--- AIM OF THE TASK ---
Would you pull out every line of the material that contains the string "következő"?

(Saved entries)
────

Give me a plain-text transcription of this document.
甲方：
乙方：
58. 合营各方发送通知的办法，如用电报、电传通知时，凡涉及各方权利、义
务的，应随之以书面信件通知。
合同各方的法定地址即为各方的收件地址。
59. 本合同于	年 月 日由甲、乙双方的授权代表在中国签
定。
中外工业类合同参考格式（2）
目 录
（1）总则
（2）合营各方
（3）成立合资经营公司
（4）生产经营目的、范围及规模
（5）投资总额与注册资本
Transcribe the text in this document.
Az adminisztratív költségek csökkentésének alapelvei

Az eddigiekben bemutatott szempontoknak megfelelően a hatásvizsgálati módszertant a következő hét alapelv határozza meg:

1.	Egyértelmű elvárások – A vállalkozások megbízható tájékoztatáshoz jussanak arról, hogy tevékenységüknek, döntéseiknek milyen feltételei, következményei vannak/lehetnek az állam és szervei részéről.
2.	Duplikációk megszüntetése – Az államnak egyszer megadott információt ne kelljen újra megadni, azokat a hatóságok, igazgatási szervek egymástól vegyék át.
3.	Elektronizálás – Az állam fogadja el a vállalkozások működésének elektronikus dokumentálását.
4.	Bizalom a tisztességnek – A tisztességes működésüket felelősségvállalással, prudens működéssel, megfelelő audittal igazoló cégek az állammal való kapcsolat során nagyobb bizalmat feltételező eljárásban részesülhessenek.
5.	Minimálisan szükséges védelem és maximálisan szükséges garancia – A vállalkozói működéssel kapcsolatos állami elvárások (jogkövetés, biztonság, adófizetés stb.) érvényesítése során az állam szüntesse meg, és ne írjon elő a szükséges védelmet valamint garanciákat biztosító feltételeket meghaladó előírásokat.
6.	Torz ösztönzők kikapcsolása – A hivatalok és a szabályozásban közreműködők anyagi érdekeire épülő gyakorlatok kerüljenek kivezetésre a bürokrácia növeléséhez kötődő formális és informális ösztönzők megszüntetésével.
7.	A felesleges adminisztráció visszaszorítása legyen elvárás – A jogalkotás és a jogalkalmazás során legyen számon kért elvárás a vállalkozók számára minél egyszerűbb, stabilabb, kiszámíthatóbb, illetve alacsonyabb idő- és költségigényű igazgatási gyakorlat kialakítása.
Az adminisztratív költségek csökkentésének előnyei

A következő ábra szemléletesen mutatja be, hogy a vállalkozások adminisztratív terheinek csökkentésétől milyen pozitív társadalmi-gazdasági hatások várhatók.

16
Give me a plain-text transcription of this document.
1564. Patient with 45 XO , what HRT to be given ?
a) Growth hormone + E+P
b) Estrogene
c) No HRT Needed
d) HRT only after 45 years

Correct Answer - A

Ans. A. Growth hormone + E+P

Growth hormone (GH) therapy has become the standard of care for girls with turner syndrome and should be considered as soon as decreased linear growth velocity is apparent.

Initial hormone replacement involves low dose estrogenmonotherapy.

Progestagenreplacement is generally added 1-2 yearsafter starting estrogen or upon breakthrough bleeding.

────

--- SOLUTION TO THE EXERCISE ---
Az eddigiekben bemutatott szempontoknak megfelelően a hatásvizsgálati módszertant a következő hét alapelv határozza meg:
A következő ábra szemléletesen mutatja be, hogy a vállalkozások adminisztratív terheinek csökkentésétől milyen pozitív társadalmi-gazdasági hatások várhatók.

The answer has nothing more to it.